Provided information →
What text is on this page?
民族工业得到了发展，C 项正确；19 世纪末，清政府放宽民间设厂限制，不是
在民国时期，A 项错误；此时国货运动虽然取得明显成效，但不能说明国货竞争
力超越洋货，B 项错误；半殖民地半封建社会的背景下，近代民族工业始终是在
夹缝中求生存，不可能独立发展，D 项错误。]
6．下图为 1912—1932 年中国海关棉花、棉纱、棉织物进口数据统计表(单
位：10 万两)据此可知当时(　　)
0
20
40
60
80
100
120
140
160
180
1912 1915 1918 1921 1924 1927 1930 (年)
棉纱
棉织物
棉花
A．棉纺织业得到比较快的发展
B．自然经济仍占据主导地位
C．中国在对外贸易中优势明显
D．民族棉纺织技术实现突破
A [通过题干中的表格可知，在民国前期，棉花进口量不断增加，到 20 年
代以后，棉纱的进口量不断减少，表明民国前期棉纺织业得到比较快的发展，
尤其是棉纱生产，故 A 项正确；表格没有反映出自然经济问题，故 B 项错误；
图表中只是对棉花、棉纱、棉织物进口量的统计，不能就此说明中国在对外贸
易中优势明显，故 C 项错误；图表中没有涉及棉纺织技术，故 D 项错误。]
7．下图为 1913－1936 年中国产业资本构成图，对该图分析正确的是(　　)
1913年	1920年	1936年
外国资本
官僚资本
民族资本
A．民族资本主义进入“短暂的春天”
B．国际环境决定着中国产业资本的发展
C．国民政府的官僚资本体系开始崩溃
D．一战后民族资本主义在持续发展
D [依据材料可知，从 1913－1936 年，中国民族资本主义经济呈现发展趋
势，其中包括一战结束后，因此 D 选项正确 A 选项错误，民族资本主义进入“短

Directive →
Read the entries and show each line that mentions "民族资本主义进入".

Result below →
A．民族资本主义进入“短暂的春天”
势，其中包括一战结束后，因此 D 选项正确 A 选项错误，民族资本主义进入“短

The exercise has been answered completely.